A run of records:
========================================================================

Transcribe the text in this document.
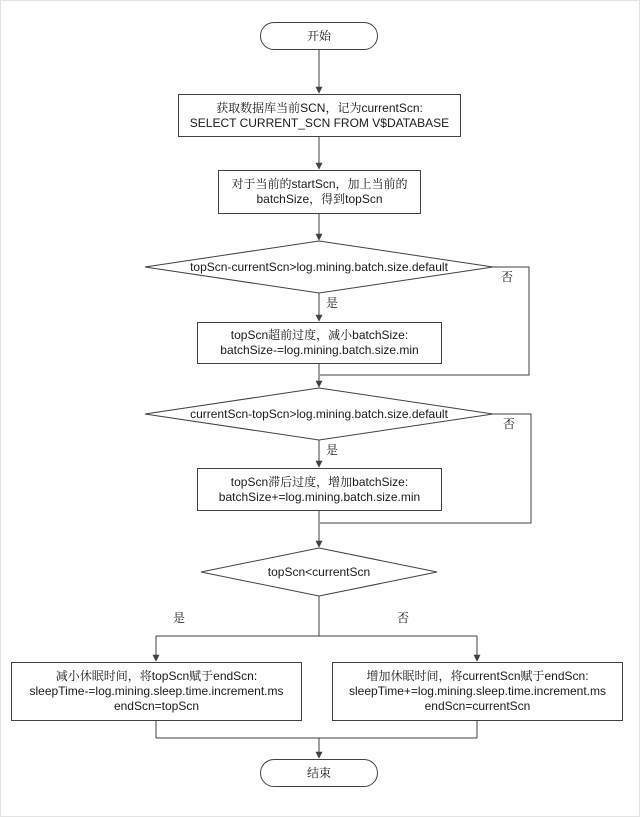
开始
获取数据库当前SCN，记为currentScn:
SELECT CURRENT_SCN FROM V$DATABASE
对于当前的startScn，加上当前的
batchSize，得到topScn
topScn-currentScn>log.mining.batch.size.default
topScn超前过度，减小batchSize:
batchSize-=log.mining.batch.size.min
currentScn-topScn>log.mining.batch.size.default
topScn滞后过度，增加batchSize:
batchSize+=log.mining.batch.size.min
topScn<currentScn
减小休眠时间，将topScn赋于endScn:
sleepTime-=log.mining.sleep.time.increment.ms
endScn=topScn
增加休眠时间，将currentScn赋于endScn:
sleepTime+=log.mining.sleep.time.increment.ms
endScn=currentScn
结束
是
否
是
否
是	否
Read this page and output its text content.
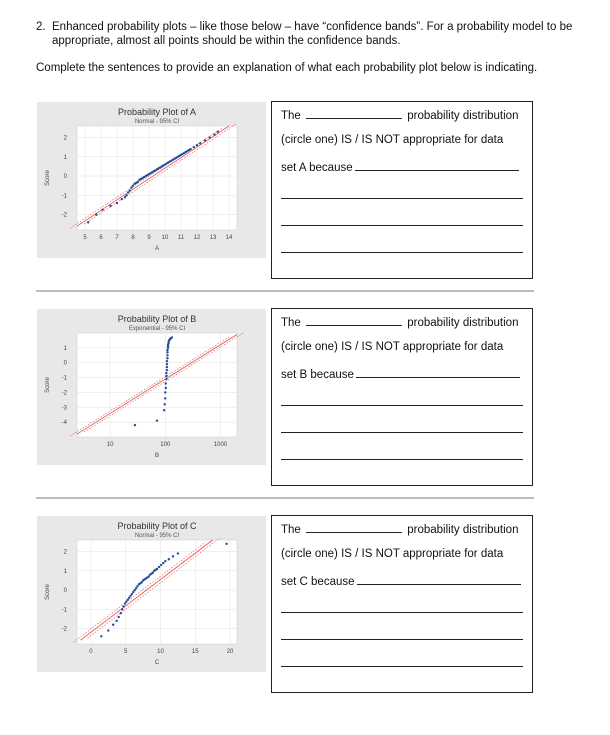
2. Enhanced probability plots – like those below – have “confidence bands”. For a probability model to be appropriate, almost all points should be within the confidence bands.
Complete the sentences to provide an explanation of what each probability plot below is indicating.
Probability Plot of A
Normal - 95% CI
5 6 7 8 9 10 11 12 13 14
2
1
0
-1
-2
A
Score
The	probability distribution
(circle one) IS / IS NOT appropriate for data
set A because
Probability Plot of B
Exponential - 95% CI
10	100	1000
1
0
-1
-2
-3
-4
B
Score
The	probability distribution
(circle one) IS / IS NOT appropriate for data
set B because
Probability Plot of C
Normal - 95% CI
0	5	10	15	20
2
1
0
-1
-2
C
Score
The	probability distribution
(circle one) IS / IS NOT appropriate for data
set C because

========================================================================

> **Exercise prompt**
Extract only the lines from the one that contains "Read this page and output its text content." through the end of the records, inclusive, and omit every picture.

> **Solution for this exercise**
Read this page and output its text content.
2. Enhanced probability plots – like those below – have “confidence bands”. For a probability model to be appropriate, almost all points should be within the confidence bands.
Complete the sentences to provide an explanation of what each probability plot below is indicating.
Probability Plot of A
Normal - 95% CI
5 6 7 8 9 10 11 12 13 14
2
1
0
-1
-2
A
Score
The	probability distribution
(circle one) IS / IS NOT appropriate for data
set A because
Probability Plot of B
Exponential - 95% CI
10	100	1000
1
0
-1
-2
-3
-4
B
Score
The	probability distribution
(circle one) IS / IS NOT appropriate for data
set B because
Probability Plot of C
Normal - 95% CI
0	5	10	15	20
2
1
0
-1
-2
C
Score
The	probability distribution
(circle one) IS / IS NOT appropriate for data
set C because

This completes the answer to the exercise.